Problem statement -
Reply with one number only: the count of lines below that contain the word "JSON".

Provided material -
>>>>>
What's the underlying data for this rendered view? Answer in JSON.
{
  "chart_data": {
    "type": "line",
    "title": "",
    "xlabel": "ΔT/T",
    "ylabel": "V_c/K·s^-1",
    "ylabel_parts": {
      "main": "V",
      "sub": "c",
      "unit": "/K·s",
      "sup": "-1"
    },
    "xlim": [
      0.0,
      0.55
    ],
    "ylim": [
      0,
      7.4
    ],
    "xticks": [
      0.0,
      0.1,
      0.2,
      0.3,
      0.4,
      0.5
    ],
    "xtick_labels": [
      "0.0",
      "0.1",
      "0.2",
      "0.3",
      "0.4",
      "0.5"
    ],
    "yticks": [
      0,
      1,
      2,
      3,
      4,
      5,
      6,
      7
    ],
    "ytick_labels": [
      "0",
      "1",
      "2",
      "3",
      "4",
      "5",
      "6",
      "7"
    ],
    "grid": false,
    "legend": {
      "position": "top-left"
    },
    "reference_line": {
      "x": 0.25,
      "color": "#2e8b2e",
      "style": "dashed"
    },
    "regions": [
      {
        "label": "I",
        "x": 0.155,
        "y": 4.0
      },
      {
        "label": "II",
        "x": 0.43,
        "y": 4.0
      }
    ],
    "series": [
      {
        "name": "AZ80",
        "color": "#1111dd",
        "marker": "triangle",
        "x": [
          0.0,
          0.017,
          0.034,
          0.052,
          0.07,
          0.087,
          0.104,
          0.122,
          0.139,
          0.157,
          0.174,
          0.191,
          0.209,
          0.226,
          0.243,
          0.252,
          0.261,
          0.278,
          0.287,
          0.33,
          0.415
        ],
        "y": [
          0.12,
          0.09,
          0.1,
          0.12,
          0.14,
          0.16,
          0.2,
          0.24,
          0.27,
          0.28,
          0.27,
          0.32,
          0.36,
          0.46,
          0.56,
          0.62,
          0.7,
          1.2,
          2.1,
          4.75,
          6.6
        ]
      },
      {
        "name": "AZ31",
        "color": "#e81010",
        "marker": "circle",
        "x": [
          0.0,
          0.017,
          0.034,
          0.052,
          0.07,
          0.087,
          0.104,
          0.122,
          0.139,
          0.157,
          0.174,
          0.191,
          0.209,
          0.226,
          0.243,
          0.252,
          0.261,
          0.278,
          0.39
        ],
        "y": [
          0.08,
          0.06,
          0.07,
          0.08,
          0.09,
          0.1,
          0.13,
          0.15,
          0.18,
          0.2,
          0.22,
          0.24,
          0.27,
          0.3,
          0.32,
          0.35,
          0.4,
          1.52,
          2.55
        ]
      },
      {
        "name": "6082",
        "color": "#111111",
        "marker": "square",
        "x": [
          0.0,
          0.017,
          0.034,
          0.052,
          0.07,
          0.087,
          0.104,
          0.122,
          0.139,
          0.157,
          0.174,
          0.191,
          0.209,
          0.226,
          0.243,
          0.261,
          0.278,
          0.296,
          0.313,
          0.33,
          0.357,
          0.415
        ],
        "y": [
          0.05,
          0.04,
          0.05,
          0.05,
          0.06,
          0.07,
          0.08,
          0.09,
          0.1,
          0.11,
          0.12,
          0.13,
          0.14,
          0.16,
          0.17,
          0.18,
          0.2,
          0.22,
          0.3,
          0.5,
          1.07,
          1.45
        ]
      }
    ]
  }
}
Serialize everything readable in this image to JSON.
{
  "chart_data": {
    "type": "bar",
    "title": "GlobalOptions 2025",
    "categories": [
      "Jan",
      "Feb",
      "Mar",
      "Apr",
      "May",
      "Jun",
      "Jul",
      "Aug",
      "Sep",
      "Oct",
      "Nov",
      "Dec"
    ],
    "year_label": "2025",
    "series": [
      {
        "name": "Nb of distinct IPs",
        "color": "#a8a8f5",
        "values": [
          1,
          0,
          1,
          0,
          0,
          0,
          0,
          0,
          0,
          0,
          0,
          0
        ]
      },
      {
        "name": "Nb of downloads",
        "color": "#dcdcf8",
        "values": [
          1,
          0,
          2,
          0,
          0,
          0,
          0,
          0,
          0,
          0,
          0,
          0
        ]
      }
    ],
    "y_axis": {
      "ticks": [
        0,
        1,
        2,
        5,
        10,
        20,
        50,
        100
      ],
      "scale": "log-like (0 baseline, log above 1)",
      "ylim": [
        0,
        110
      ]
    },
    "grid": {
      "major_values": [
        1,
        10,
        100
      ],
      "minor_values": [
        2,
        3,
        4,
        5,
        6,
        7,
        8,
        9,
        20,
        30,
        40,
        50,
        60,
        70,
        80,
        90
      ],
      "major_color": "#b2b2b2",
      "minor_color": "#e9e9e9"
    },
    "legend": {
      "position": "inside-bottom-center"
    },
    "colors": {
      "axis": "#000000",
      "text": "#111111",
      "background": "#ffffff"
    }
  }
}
<<<<<
Final answer -
2